◆ SHORT EXERCISE
Could you quote the lines from the items below word for word, starting at the line with "x-tick-label: 2a [68,522,81,535]" and continuing through the final line of the items?

◆ DATA SUPPLIED
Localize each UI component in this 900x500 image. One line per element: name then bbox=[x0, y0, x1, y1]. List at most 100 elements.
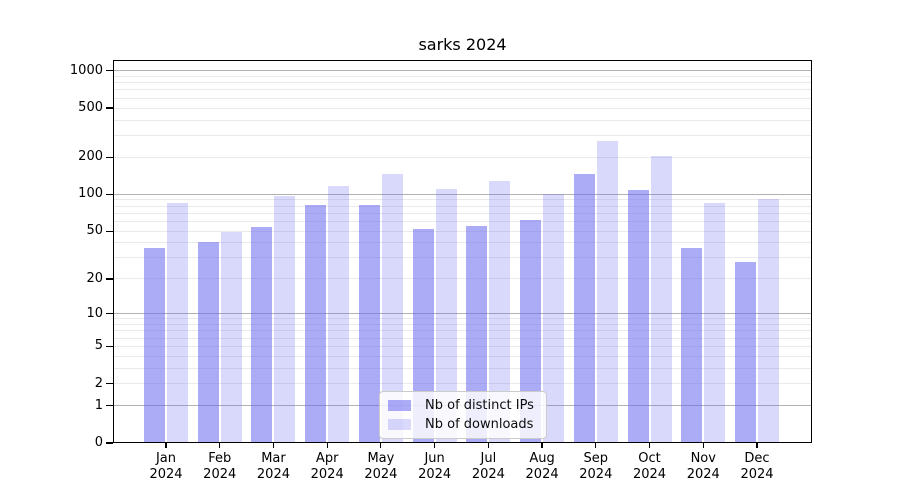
y-tick-label: 50 bbox=[86, 223, 103, 239]
y-tick-mark bbox=[106, 70, 113, 72]
bar-downloads-jun bbox=[435, 189, 457, 443]
minor-gridline bbox=[113, 75, 812, 77]
minor-gridline bbox=[113, 220, 812, 222]
bar-distinct-ips-mar bbox=[251, 227, 273, 443]
minor-gridline bbox=[113, 82, 812, 84]
x-tick-mark bbox=[756, 443, 758, 448]
y-tick-label: 200 bbox=[78, 149, 103, 165]
legend-swatch-downloads bbox=[388, 419, 411, 430]
bar-downloads-jul bbox=[489, 181, 511, 443]
minor-gridline bbox=[113, 156, 812, 158]
chart-title: sarks 2024 bbox=[418, 35, 507, 54]
minor-gridline bbox=[113, 230, 812, 232]
bar-downloads-may bbox=[381, 174, 403, 443]
minor-gridline bbox=[113, 257, 812, 259]
y-tick-mark bbox=[106, 193, 113, 195]
legend-entry-downloads: Nb of downloads bbox=[388, 417, 538, 432]
y-tick-mark bbox=[106, 345, 113, 348]
legend-label: Nb of distinct IPs bbox=[425, 398, 534, 413]
y-tick-mark bbox=[106, 107, 113, 109]
x-tick-mark bbox=[487, 443, 489, 448]
minor-gridline bbox=[113, 89, 812, 91]
major-gridline bbox=[113, 193, 812, 195]
minor-gridline bbox=[113, 212, 812, 214]
minor-gridline bbox=[113, 324, 812, 326]
x-tick-mark bbox=[165, 443, 167, 448]
bar-distinct-ips-nov bbox=[681, 248, 703, 443]
y-tick-mark bbox=[106, 278, 113, 280]
x-tick-mark bbox=[272, 443, 275, 448]
minor-gridline bbox=[113, 242, 812, 244]
x-tick-label: Nov 2024 bbox=[686, 451, 720, 482]
bar-downloads-oct bbox=[650, 156, 672, 443]
minor-gridline bbox=[113, 337, 812, 339]
x-tick-label: Dec 2024 bbox=[740, 451, 774, 482]
x-tick-mark bbox=[702, 443, 704, 448]
legend-swatch-distinct-ips bbox=[388, 400, 411, 411]
x-tick-label: Jul 2024 bbox=[471, 451, 505, 482]
bar-distinct-ips-jul bbox=[466, 226, 488, 443]
bar-distinct-ips-sep bbox=[573, 173, 595, 443]
minor-gridline bbox=[113, 119, 812, 121]
bar-distinct-ips-jun bbox=[412, 229, 434, 443]
minor-gridline bbox=[113, 107, 812, 109]
y-tick-label: 2 bbox=[94, 375, 103, 391]
bar-distinct-ips-jan bbox=[144, 248, 165, 443]
x-tick-mark bbox=[380, 443, 382, 448]
x-tick-label: May 2024 bbox=[364, 451, 398, 482]
x-tick-label: Feb 2024 bbox=[203, 451, 237, 482]
minor-gridline bbox=[113, 278, 812, 280]
x-tick-mark bbox=[595, 443, 597, 448]
bar-downloads-nov bbox=[704, 202, 726, 443]
y-tick-label: 5 bbox=[94, 338, 103, 354]
x-tick-label: Apr 2024 bbox=[310, 451, 344, 482]
x-tick-label: Oct 2024 bbox=[632, 451, 667, 482]
y-tick-label: 500 bbox=[78, 100, 103, 115]
y-tick-mark bbox=[106, 405, 113, 407]
legend-label: Nb of downloads bbox=[425, 417, 534, 432]
x-tick-mark bbox=[541, 443, 543, 448]
y-tick-label: 100 bbox=[78, 186, 103, 202]
minor-gridline bbox=[113, 318, 812, 320]
minor-gridline bbox=[113, 383, 812, 385]
major-gridline bbox=[113, 70, 812, 72]
y-tick-label: 1 bbox=[94, 397, 103, 413]
minor-gridline bbox=[113, 367, 812, 369]
y-tick-mark bbox=[106, 313, 113, 315]
legend-entry-distinct-ips: Nb of distinct IPs bbox=[388, 398, 538, 413]
bar-distinct-ips-dec bbox=[735, 261, 756, 443]
y-tick-mark bbox=[106, 442, 113, 444]
bar-downloads-feb bbox=[220, 232, 242, 443]
y-tick-label: 1000 bbox=[69, 62, 103, 78]
x-tick-label: Aug 2024 bbox=[525, 451, 559, 482]
x-tick-label: Jan 2024 bbox=[149, 451, 183, 482]
bar-downloads-aug bbox=[543, 193, 565, 443]
x-tick-mark bbox=[219, 443, 221, 448]
bar-distinct-ips-aug bbox=[520, 219, 542, 443]
minor-gridline bbox=[113, 330, 812, 332]
bar-downloads-mar bbox=[274, 195, 296, 443]
bar-distinct-ips-oct bbox=[627, 190, 649, 443]
x-tick-label: Sep 2024 bbox=[579, 451, 613, 482]
y-tick-mark bbox=[106, 156, 113, 158]
y-tick-mark bbox=[106, 230, 113, 232]
legend: Nb of distinct IPs Nb of downloads bbox=[379, 391, 547, 439]
bar-distinct-ips-apr bbox=[305, 204, 327, 443]
y-tick-label: 10 bbox=[86, 305, 103, 321]
x-tick-label: Jun 2024 bbox=[418, 451, 452, 482]
y-tick-label: 20 bbox=[86, 270, 103, 286]
x-tick-mark bbox=[326, 443, 328, 448]
x-tick-label: Mar 2024 bbox=[256, 451, 290, 482]
bar-distinct-ips-may bbox=[358, 204, 380, 443]
minor-gridline bbox=[113, 134, 812, 136]
minor-gridline bbox=[113, 355, 812, 357]
bar-downloads-apr bbox=[328, 185, 350, 443]
y-tick-label: 0 bbox=[94, 435, 103, 450]
bar-distinct-ips-feb bbox=[197, 241, 219, 443]
minor-gridline bbox=[113, 205, 812, 207]
major-gridline bbox=[113, 313, 812, 315]
x-tick-mark bbox=[648, 443, 651, 448]
bar-downloads-jan bbox=[167, 202, 188, 443]
bar-downloads-dec bbox=[758, 199, 779, 443]
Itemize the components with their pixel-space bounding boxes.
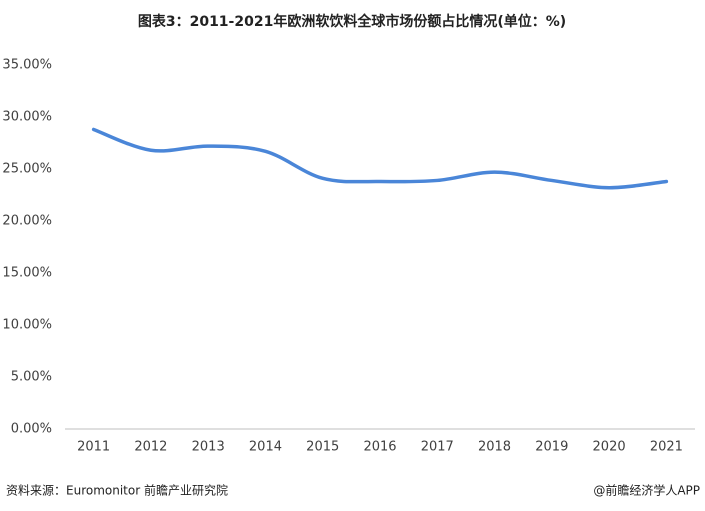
- line: [91, 127, 669, 190]
- x-tick-label: 2017: [421, 440, 454, 455]
- y-tick-label: 20.00%: [2, 214, 52, 229]
- y-tick-label: 5.00%: [11, 370, 52, 385]
- source: 资料来源：Euromonitor 前瞻产业研究院: [6, 483, 228, 498]
- x-tick-label: 2016: [363, 440, 396, 455]
- y-tick-label: 10.00%: [2, 318, 52, 333]
- x-tick-label: 2021: [650, 440, 683, 455]
- x-tick-label: 2013: [192, 440, 225, 455]
- y-tick-label: 35.00%: [2, 58, 52, 73]
- y-tick-label: 15.00%: [2, 266, 52, 281]
- x-tick-label: 2012: [134, 440, 167, 455]
- x-tick-label: 2014: [249, 440, 282, 455]
- x-tick-label: 2015: [306, 440, 339, 455]
- y-tick-label: 0.00%: [11, 422, 52, 437]
- y-tick-label: 25.00%: [2, 162, 52, 177]
- x-tick-label: 2011: [77, 440, 110, 455]
- y-tick-label: 30.00%: [2, 110, 52, 125]
- x-tick-label: 2019: [535, 440, 568, 455]
- x-tick-label: 2020: [593, 440, 626, 455]
- x-tick-label: 2018: [478, 440, 511, 455]
- credit: @前瞻经济学人APP: [593, 483, 700, 498]
- chart-title: 图表3：2011-2021年欧洲软饮料全球市场份额占比情况(单位：%): [138, 13, 566, 30]
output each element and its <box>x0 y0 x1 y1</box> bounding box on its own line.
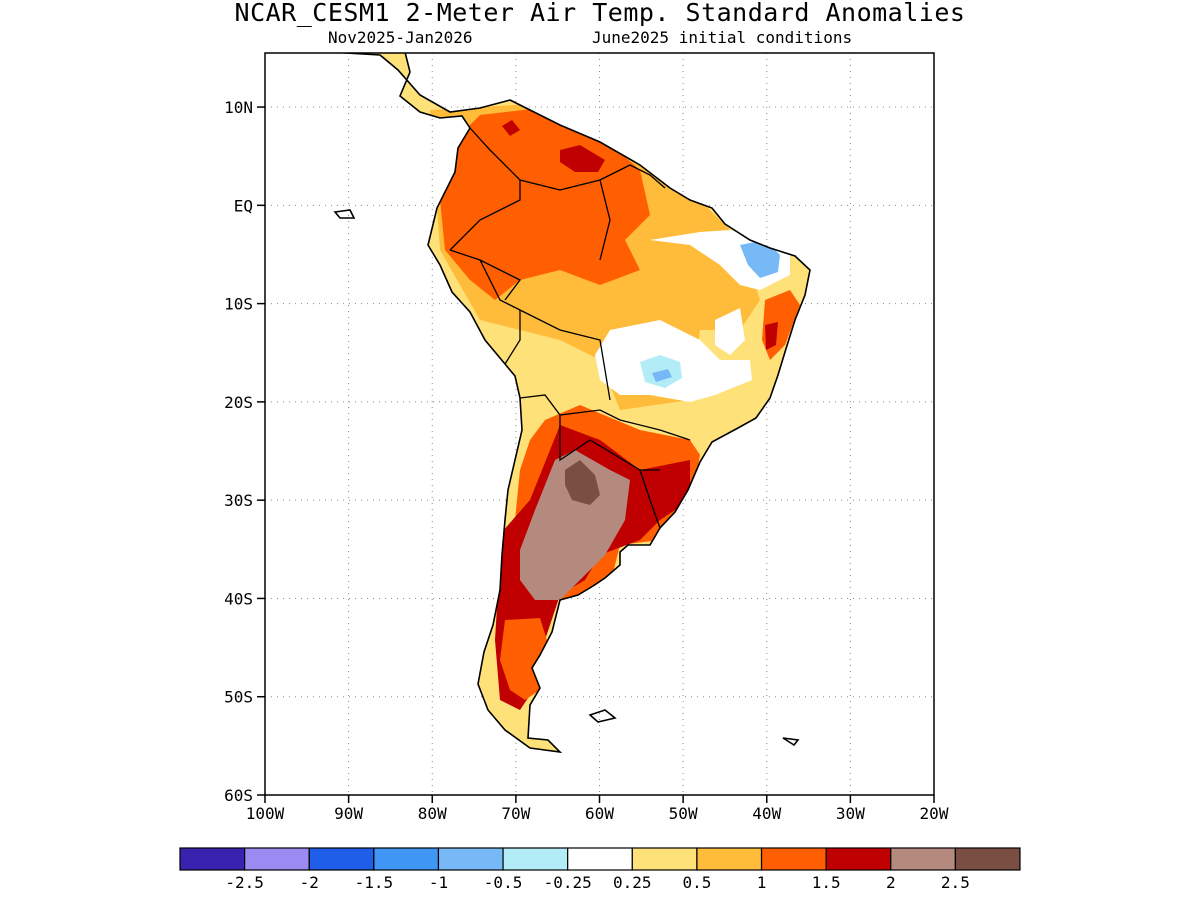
anomaly-red-venezuela <box>560 145 605 172</box>
lon-tick-label: 90W <box>334 804 363 823</box>
lon-tick-label: 50W <box>669 804 698 823</box>
anomaly-neutral-ne2 <box>715 308 745 355</box>
anomaly-brown-light <box>520 450 630 600</box>
colorbar-label: 2.5 <box>941 873 970 892</box>
colorbar-swatch <box>567 847 633 871</box>
coastline <box>333 53 811 754</box>
map-title: NCAR_CESM1 2-Meter Air Temp. Standard An… <box>234 0 966 27</box>
longitude-axis: 100W 90W 80W 70W 60W 50W 40W 30W 20W <box>246 795 949 823</box>
lat-tick-label: 50S <box>224 688 253 707</box>
anomaly-cool-central-core <box>652 369 672 382</box>
anomaly-red-venezuela-2 <box>502 120 520 136</box>
colorbar-label: -1 <box>429 873 448 892</box>
colorbar-label: -0.25 <box>544 873 592 892</box>
colorbar-swatch <box>954 847 1021 871</box>
colorbar-swatch <box>502 847 569 871</box>
colorbar-swatch <box>244 847 310 871</box>
lon-tick-label: 40W <box>752 804 781 823</box>
colorbar-swatch <box>308 847 375 871</box>
colorbar-swatch <box>760 847 827 871</box>
colorbar-label: -1.5 <box>355 873 394 892</box>
lon-tick-label: 60W <box>585 804 614 823</box>
anomaly-brown-dark <box>565 460 600 505</box>
anomaly-red-east <box>765 322 778 350</box>
latitude-axis: 10N EQ 10S 20S 30S 40S 50S 60S <box>224 98 265 805</box>
colorbar-label: -2 <box>300 873 319 892</box>
colorbar-swatch <box>437 847 504 871</box>
colorbar-swatch <box>631 847 698 871</box>
colorbar-label: 0.25 <box>613 873 652 892</box>
colorbar-swatch <box>179 847 246 871</box>
lon-tick-label: 80W <box>418 804 447 823</box>
colorbar-label: -2.5 <box>225 873 264 892</box>
lat-tick-label: 20S <box>224 393 253 412</box>
colorbar: -2.5 -2 -1.5 -1 -0.5 -0.25 0.25 0.5 1 1.5 2 2.5 <box>179 847 1021 892</box>
lon-tick-label: 30W <box>836 804 865 823</box>
lat-tick-label: 60S <box>224 786 253 805</box>
lat-tick-label: EQ <box>234 196 253 215</box>
colorbar-label: 1 <box>757 873 767 892</box>
lon-tick-label: 100W <box>246 804 285 823</box>
lat-tick-label: 10N <box>224 98 253 117</box>
forecast-period: Nov2025-Jan2026 <box>328 28 473 47</box>
lat-tick-label: 30S <box>224 491 253 510</box>
initial-conditions: June2025 initial conditions <box>592 28 853 47</box>
colorbar-label: 0.5 <box>682 873 711 892</box>
colorbar-label: 2 <box>886 873 896 892</box>
colorbar-label: 1.5 <box>812 873 841 892</box>
colorbar-swatch <box>890 847 956 871</box>
anomaly-cool-ne <box>740 240 780 278</box>
colorbar-swatch <box>373 847 440 871</box>
lon-tick-label: 70W <box>501 804 530 823</box>
colorbar-label: -0.5 <box>484 873 523 892</box>
colorbar-swatch <box>825 847 892 871</box>
lon-tick-label: 20W <box>920 804 949 823</box>
colorbar-swatch <box>696 847 763 871</box>
lat-tick-label: 10S <box>224 295 253 314</box>
lat-tick-label: 40S <box>224 589 253 608</box>
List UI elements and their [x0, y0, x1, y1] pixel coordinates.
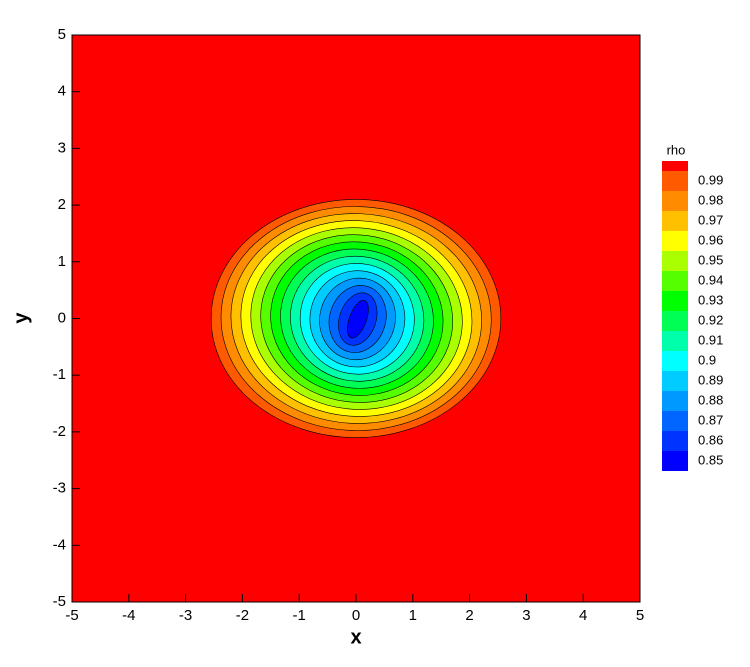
colorbar-box — [662, 371, 688, 391]
colorbar-box — [662, 431, 688, 451]
x-tick-label: -5 — [65, 607, 78, 624]
colorbar-box — [662, 191, 688, 211]
colorbar-title: rho — [667, 142, 686, 157]
colorbar-label: 0.91 — [698, 332, 723, 347]
colorbar-box — [662, 451, 688, 471]
y-tick-label: 2 — [58, 196, 66, 213]
colorbar-label: 0.98 — [698, 192, 723, 207]
colorbar-cap — [662, 161, 688, 171]
x-tick-label: 4 — [579, 607, 587, 624]
x-tick-label: 3 — [522, 607, 530, 624]
y-tick-label: -1 — [53, 366, 66, 383]
colorbar-label: 0.88 — [698, 392, 723, 407]
colorbar-box — [662, 211, 688, 231]
colorbar-box — [662, 171, 688, 191]
x-tick-label: 5 — [636, 607, 644, 624]
colorbar-label: 0.86 — [698, 432, 723, 447]
colorbar-label: 0.92 — [698, 312, 723, 327]
x-tick-label: -4 — [122, 607, 135, 624]
colorbar-label: 0.94 — [698, 272, 723, 287]
colorbar-label: 0.96 — [698, 232, 723, 247]
y-tick-label: -2 — [53, 423, 66, 440]
colorbar-box — [662, 291, 688, 311]
colorbar-box — [662, 311, 688, 331]
y-tick-label: 1 — [58, 253, 66, 270]
y-tick-label: 3 — [58, 139, 66, 156]
y-axis-label: y — [10, 312, 32, 324]
colorbar-label: 0.85 — [698, 452, 723, 467]
y-tick-label: 5 — [58, 26, 66, 43]
colorbar-label: 0.93 — [698, 292, 723, 307]
x-tick-label: -3 — [179, 607, 192, 624]
colorbar-label: 0.89 — [698, 372, 723, 387]
colorbar-box — [662, 351, 688, 371]
x-tick-label: 1 — [409, 607, 417, 624]
y-tick-label: -3 — [53, 480, 66, 497]
y-tick-label: -4 — [53, 536, 66, 553]
y-tick-label: -5 — [53, 593, 66, 610]
colorbar-box — [662, 331, 688, 351]
colorbar-box — [662, 271, 688, 291]
colorbar-box — [662, 231, 688, 251]
y-tick-label: 4 — [58, 83, 66, 100]
x-axis-label: x — [350, 626, 361, 648]
x-tick-label: -1 — [293, 607, 306, 624]
x-tick-label: 0 — [352, 607, 360, 624]
x-tick-label: -2 — [236, 607, 249, 624]
colorbar-label: 0.97 — [698, 212, 723, 227]
colorbar-label: 0.99 — [698, 172, 723, 187]
colorbar-box — [662, 411, 688, 431]
colorbar-box — [662, 391, 688, 411]
x-tick-label: 2 — [465, 607, 473, 624]
colorbar-label: 0.87 — [698, 412, 723, 427]
y-tick-label: 0 — [58, 309, 66, 326]
colorbar-label: 0.9 — [698, 352, 716, 367]
contour-region — [347, 300, 369, 339]
colorbar-label: 0.95 — [698, 252, 723, 267]
colorbar-box — [662, 251, 688, 271]
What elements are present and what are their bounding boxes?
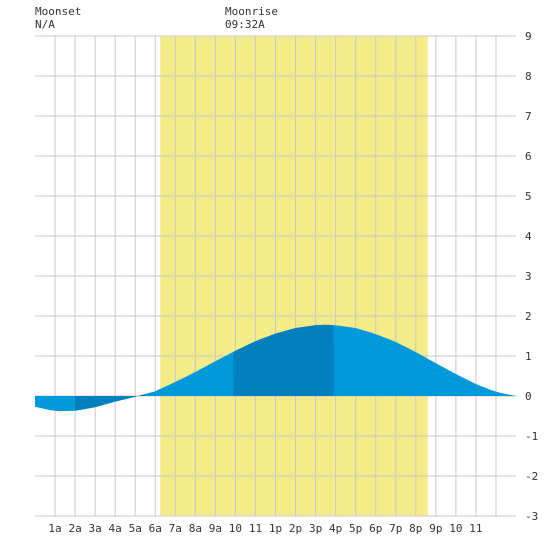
x-tick-label: 2a [68,522,81,535]
y-tick-label: -2 [525,470,538,483]
x-tick-label: 2p [289,522,302,535]
moonrise-label: Moonrise [225,5,278,18]
x-tick-label: 4a [109,522,122,535]
moonset-value: N/A [35,18,55,31]
moonset-info: Moonset N/A [35,5,81,31]
y-tick-label: 0 [525,390,532,403]
x-tick-label: 8p [409,522,422,535]
y-tick-label: 1 [525,350,532,363]
y-tick-label: -3 [525,510,538,523]
y-tick-label: -1 [525,430,538,443]
moonrise-info: Moonrise 09:32A [225,5,278,31]
y-tick-label: 8 [525,70,532,83]
x-tick-label: 8a [189,522,202,535]
x-tick-label: 7p [389,522,402,535]
x-tick-label: 9a [209,522,222,535]
x-tick-label: 11 [469,522,482,535]
x-tick-label: 6a [149,522,162,535]
x-tick-label: 4p [329,522,342,535]
x-tick-label: 3p [309,522,322,535]
x-tick-label: 10 [449,522,462,535]
y-tick-label: 3 [525,270,532,283]
moonrise-value: 09:32A [225,18,265,31]
x-tick-label: 1a [48,522,61,535]
tide-area-dark-band [233,324,334,396]
x-tick-label: 10 [229,522,242,535]
x-tick-label: 7a [169,522,182,535]
x-tick-label: 3a [89,522,102,535]
x-tick-label: 1p [269,522,282,535]
x-tick-label: 6p [369,522,382,535]
tide-area-dark-band [75,394,146,411]
y-tick-label: 5 [525,190,532,203]
y-tick-label: 2 [525,310,532,323]
x-tick-label: 11 [249,522,262,535]
x-tick-label: 9p [429,522,442,535]
y-tick-label: 7 [525,110,532,123]
y-tick-label: 4 [525,230,532,243]
x-tick-label: 5a [129,522,142,535]
x-tick-label: 5p [349,522,362,535]
moonset-label: Moonset [35,5,82,18]
y-tick-label: 6 [525,150,532,163]
y-tick-label: 9 [525,30,532,43]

◆ RESULT OF THE EXERCISE
x-tick-label: 2a [68,522,81,535]
y-tick-label: -2 [525,470,538,483]
x-tick-label: 2p [289,522,302,535]
moonrise-label: Moonrise [225,5,278,18]
x-tick-label: 4a [109,522,122,535]
moonset-value: N/A [35,18,55,31]
moonset-info: Moonset N/A [35,5,81,31]
y-tick-label: 0 [525,390,532,403]
x-tick-label: 8p [409,522,422,535]
y-tick-label: 1 [525,350,532,363]
y-tick-label: -3 [525,510,538,523]
y-tick-label: -1 [525,430,538,443]
moonrise-info: Moonrise 09:32A [225,5,278,31]
y-tick-label: 8 [525,70,532,83]
x-tick-label: 8a [189,522,202,535]
x-tick-label: 7p [389,522,402,535]
x-tick-label: 9a [209,522,222,535]
x-tick-label: 11 [469,522,482,535]
x-tick-label: 6a [149,522,162,535]
x-tick-label: 4p [329,522,342,535]
x-tick-label: 3p [309,522,322,535]
x-tick-label: 10 [449,522,462,535]
y-tick-label: 3 [525,270,532,283]
moonrise-value: 09:32A [225,18,265,31]
x-tick-label: 1a [48,522,61,535]
tide-area-dark-band [233,324,334,396]
x-tick-label: 10 [229,522,242,535]
x-tick-label: 7a [169,522,182,535]
x-tick-label: 3a [89,522,102,535]
x-tick-label: 1p [269,522,282,535]
x-tick-label: 6p [369,522,382,535]
tide-area-dark-band [75,394,146,411]
y-tick-label: 5 [525,190,532,203]
y-tick-label: 2 [525,310,532,323]
x-tick-label: 11 [249,522,262,535]
x-tick-label: 9p [429,522,442,535]
y-tick-label: 7 [525,110,532,123]
y-tick-label: 4 [525,230,532,243]
x-tick-label: 5a [129,522,142,535]
x-tick-label: 5p [349,522,362,535]
moonset-label: Moonset [35,5,82,18]
y-tick-label: 6 [525,150,532,163]
y-tick-label: 9 [525,30,532,43]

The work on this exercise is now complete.